= SUPPLIED RECORDS =

— begin —

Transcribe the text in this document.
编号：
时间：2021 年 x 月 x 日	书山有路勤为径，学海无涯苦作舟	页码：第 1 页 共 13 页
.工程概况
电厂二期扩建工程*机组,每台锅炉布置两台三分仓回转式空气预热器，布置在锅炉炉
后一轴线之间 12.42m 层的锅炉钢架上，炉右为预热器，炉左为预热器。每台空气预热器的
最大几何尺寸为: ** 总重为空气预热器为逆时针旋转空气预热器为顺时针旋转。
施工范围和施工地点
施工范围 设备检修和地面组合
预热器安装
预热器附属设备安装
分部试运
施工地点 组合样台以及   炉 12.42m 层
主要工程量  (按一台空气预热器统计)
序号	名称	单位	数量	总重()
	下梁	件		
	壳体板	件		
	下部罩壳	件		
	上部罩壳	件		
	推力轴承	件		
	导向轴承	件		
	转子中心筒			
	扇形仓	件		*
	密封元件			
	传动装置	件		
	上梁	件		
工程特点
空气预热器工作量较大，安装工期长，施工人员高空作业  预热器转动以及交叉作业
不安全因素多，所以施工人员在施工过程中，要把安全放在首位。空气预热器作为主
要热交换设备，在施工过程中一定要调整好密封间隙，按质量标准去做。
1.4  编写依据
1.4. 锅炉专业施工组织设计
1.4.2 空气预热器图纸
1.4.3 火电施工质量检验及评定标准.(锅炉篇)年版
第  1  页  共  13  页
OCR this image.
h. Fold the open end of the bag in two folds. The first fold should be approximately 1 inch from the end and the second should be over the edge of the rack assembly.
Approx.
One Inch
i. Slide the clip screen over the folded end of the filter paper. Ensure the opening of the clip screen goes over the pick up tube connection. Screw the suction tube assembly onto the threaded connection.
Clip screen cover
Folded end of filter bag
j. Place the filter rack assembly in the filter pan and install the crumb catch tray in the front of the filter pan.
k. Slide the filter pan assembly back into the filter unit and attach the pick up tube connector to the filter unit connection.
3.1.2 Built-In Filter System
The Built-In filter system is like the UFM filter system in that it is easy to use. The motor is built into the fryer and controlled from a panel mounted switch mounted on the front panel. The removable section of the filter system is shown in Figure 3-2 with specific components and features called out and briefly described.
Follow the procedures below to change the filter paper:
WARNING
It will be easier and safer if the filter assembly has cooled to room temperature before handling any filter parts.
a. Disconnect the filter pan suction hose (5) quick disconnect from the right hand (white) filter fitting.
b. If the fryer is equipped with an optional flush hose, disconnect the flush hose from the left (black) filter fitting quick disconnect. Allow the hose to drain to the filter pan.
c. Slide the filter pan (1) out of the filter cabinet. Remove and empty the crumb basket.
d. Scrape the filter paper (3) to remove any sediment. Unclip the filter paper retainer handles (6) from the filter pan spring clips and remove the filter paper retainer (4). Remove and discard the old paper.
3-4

— end —

= TASK INSTRUCTIONS =
Copy out every line of the data above, exactly as given.

= FINAL ANSWER =
Transcribe the text in this document.
编号：
时间：2021 年 x 月 x 日	书山有路勤为径，学海无涯苦作舟	页码：第 1 页 共 13 页
.工程概况
电厂二期扩建工程*机组,每台锅炉布置两台三分仓回转式空气预热器，布置在锅炉炉
后一轴线之间 12.42m 层的锅炉钢架上，炉右为预热器，炉左为预热器。每台空气预热器的
最大几何尺寸为: ** 总重为空气预热器为逆时针旋转空气预热器为顺时针旋转。
施工范围和施工地点
施工范围 设备检修和地面组合
预热器安装
预热器附属设备安装
分部试运
施工地点 组合样台以及   炉 12.42m 层
主要工程量  (按一台空气预热器统计)
序号	名称	单位	数量	总重()
	下梁	件		
	壳体板	件		
	下部罩壳	件		
	上部罩壳	件		
	推力轴承	件		
	导向轴承	件		
	转子中心筒			
	扇形仓	件		*
	密封元件			
	传动装置	件		
	上梁	件		
工程特点
空气预热器工作量较大，安装工期长，施工人员高空作业  预热器转动以及交叉作业
不安全因素多，所以施工人员在施工过程中，要把安全放在首位。空气预热器作为主
要热交换设备，在施工过程中一定要调整好密封间隙，按质量标准去做。
1.4  编写依据
1.4. 锅炉专业施工组织设计
1.4.2 空气预热器图纸
1.4.3 火电施工质量检验及评定标准.(锅炉篇)年版
第  1  页  共  13  页
OCR this image.
h. Fold the open end of the bag in two folds. The first fold should be approximately 1 inch from the end and the second should be over the edge of the rack assembly.
Approx.
One Inch
i. Slide the clip screen over the folded end of the filter paper. Ensure the opening of the clip screen goes over the pick up tube connection. Screw the suction tube assembly onto the threaded connection.
Clip screen cover
Folded end of filter bag
j. Place the filter rack assembly in the filter pan and install the crumb catch tray in the front of the filter pan.
k. Slide the filter pan assembly back into the filter unit and attach the pick up tube connector to the filter unit connection.
3.1.2 Built-In Filter System
The Built-In filter system is like the UFM filter system in that it is easy to use. The motor is built into the fryer and controlled from a panel mounted switch mounted on the front panel. The removable section of the filter system is shown in Figure 3-2 with specific components and features called out and briefly described.
Follow the procedures below to change the filter paper:
WARNING
It will be easier and safer if the filter assembly has cooled to room temperature before handling any filter parts.
a. Disconnect the filter pan suction hose (5) quick disconnect from the right hand (white) filter fitting.
b. If the fryer is equipped with an optional flush hose, disconnect the flush hose from the left (black) filter fitting quick disconnect. Allow the hose to drain to the filter pan.
c. Slide the filter pan (1) out of the filter cabinet. Remove and empty the crumb basket.
d. Scrape the filter paper (3) to remove any sediment. Unclip the filter paper retainer handles (6) from the filter pan spring clips and remove the filter paper retainer (4). Remove and discard the old paper.
3-4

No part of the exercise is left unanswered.